[Collected data]

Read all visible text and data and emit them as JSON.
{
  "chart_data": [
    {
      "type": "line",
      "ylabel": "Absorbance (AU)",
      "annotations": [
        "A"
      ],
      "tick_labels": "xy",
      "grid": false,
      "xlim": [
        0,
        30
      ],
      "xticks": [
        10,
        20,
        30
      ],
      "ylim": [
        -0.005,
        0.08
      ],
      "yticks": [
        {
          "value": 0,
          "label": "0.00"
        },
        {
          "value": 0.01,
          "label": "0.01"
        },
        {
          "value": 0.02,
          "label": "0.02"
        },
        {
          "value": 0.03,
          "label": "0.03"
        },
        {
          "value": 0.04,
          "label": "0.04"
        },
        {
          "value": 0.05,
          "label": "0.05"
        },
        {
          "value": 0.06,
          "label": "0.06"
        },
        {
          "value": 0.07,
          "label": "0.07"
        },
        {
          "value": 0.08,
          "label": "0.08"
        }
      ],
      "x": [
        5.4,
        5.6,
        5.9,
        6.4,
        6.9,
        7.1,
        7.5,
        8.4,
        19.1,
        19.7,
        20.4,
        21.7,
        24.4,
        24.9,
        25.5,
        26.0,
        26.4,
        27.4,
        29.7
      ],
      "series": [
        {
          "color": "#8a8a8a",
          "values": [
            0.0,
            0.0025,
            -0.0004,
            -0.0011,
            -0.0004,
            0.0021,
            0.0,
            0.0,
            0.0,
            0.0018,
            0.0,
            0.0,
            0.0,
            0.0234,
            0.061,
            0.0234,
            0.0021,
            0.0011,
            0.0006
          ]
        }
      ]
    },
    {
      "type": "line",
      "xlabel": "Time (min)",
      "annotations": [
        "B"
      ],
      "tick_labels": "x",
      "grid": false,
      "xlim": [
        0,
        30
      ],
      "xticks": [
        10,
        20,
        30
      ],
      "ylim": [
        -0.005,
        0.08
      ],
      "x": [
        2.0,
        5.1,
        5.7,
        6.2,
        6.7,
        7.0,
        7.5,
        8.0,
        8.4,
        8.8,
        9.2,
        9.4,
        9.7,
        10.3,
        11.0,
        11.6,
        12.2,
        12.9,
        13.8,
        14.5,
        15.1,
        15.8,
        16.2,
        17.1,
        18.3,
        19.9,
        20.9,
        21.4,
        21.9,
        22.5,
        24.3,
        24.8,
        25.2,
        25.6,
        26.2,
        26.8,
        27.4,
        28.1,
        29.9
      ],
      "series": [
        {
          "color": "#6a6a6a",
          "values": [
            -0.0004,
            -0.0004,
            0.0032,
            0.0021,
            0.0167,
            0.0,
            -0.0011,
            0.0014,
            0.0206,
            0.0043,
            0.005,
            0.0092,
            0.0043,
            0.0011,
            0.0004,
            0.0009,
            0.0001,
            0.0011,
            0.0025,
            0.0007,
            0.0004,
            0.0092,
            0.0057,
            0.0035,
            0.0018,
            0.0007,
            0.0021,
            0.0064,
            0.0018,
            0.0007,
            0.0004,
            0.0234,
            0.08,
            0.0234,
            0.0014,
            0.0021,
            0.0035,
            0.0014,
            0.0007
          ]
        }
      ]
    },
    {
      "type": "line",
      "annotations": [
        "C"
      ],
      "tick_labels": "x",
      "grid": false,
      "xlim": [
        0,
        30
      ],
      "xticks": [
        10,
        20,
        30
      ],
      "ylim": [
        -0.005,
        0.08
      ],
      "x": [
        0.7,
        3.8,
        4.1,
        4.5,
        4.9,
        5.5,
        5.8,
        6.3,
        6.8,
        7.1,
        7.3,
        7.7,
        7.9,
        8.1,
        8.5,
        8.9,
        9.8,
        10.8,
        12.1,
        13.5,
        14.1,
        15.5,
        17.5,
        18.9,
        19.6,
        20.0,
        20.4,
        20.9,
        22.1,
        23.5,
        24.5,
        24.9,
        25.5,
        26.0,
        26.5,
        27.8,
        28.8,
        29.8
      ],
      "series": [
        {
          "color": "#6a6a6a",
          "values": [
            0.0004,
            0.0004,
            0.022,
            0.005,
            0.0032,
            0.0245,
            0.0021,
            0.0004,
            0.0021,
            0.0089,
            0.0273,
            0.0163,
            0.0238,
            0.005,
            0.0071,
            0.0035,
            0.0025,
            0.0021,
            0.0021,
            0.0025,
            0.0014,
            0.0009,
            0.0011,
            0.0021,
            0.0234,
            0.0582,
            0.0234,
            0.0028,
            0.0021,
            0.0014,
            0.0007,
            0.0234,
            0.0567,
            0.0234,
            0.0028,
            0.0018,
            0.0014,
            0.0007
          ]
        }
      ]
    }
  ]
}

■ Directions: Repeat each of the entries above precisely as given.

■ Right answer:
Read all visible text and data and emit them as JSON.
{
  "chart_data": [
    {
      "type": "line",
      "ylabel": "Absorbance (AU)",
      "annotations": [
        "A"
      ],
      "tick_labels": "xy",
      "grid": false,
      "xlim": [
        0,
        30
      ],
      "xticks": [
        10,
        20,
        30
      ],
      "ylim": [
        -0.005,
        0.08
      ],
      "yticks": [
        {
          "value": 0,
          "label": "0.00"
        },
        {
          "value": 0.01,
          "label": "0.01"
        },
        {
          "value": 0.02,
          "label": "0.02"
        },
        {
          "value": 0.03,
          "label": "0.03"
        },
        {
          "value": 0.04,
          "label": "0.04"
        },
        {
          "value": 0.05,
          "label": "0.05"
        },
        {
          "value": 0.06,
          "label": "0.06"
        },
        {
          "value": 0.07,
          "label": "0.07"
        },
        {
          "value": 0.08,
          "label": "0.08"
        }
      ],
      "x": [
        5.4,
        5.6,
        5.9,
        6.4,
        6.9,
        7.1,
        7.5,
        8.4,
        19.1,
        19.7,
        20.4,
        21.7,
        24.4,
        24.9,
        25.5,
        26.0,
        26.4,
        27.4,
        29.7
      ],
      "series": [
        {
          "color": "#8a8a8a",
          "values": [
            0.0,
            0.0025,
            -0.0004,
            -0.0011,
            -0.0004,
            0.0021,
            0.0,
            0.0,
            0.0,
            0.0018,
            0.0,
            0.0,
            0.0,
            0.0234,
            0.061,
            0.0234,
            0.0021,
            0.0011,
            0.0006
          ]
        }
      ]
    },
    {
      "type": "line",
      "xlabel": "Time (min)",
      "annotations": [
        "B"
      ],
      "tick_labels": "x",
      "grid": false,
      "xlim": [
        0,
        30
      ],
      "xticks": [
        10,
        20,
        30
      ],
      "ylim": [
        -0.005,
        0.08
      ],
      "x": [
        2.0,
        5.1,
        5.7,
        6.2,
        6.7,
        7.0,
        7.5,
        8.0,
        8.4,
        8.8,
        9.2,
        9.4,
        9.7,
        10.3,
        11.0,
        11.6,
        12.2,
        12.9,
        13.8,
        14.5,
        15.1,
        15.8,
        16.2,
        17.1,
        18.3,
        19.9,
        20.9,
        21.4,
        21.9,
        22.5,
        24.3,
        24.8,
        25.2,
        25.6,
        26.2,
        26.8,
        27.4,
        28.1,
        29.9
      ],
      "series": [
        {
          "color": "#6a6a6a",
          "values": [
            -0.0004,
            -0.0004,
            0.0032,
            0.0021,
            0.0167,
            0.0,
            -0.0011,
            0.0014,
            0.0206,
            0.0043,
            0.005,
            0.0092,
            0.0043,
            0.0011,
            0.0004,
            0.0009,
            0.0001,
            0.0011,
            0.0025,
            0.0007,
            0.0004,
            0.0092,
            0.0057,
            0.0035,
            0.0018,
            0.0007,
            0.0021,
            0.0064,
            0.0018,
            0.0007,
            0.0004,
            0.0234,
            0.08,
            0.0234,
            0.0014,
            0.0021,
            0.0035,
            0.0014,
            0.0007
          ]
        }
      ]
    },
    {
      "type": "line",
      "annotations": [
        "C"
      ],
      "tick_labels": "x",
      "grid": false,
      "xlim": [
        0,
        30
      ],
      "xticks": [
        10,
        20,
        30
      ],
      "ylim": [
        -0.005,
        0.08
      ],
      "x": [
        0.7,
        3.8,
        4.1,
        4.5,
        4.9,
        5.5,
        5.8,
        6.3,
        6.8,
        7.1,
        7.3,
        7.7,
        7.9,
        8.1,
        8.5,
        8.9,
        9.8,
        10.8,
        12.1,
        13.5,
        14.1,
        15.5,
        17.5,
        18.9,
        19.6,
        20.0,
        20.4,
        20.9,
        22.1,
        23.5,
        24.5,
        24.9,
        25.5,
        26.0,
        26.5,
        27.8,
        28.8,
        29.8
      ],
      "series": [
        {
          "color": "#6a6a6a",
          "values": [
            0.0004,
            0.0004,
            0.022,
            0.005,
            0.0032,
            0.0245,
            0.0021,
            0.0004,
            0.0021,
            0.0089,
            0.0273,
            0.0163,
            0.0238,
            0.005,
            0.0071,
            0.0035,
            0.0025,
            0.0021,
            0.0021,
            0.0025,
            0.0014,
            0.0009,
            0.0011,
            0.0021,
            0.0234,
            0.0582,
            0.0234,
            0.0028,
            0.0021,
            0.0014,
            0.0007,
            0.0234,
            0.0567,
            0.0234,
            0.0028,
            0.0018,
            0.0014,
            0.0007
          ]
        }
      ]
    }
  ]
}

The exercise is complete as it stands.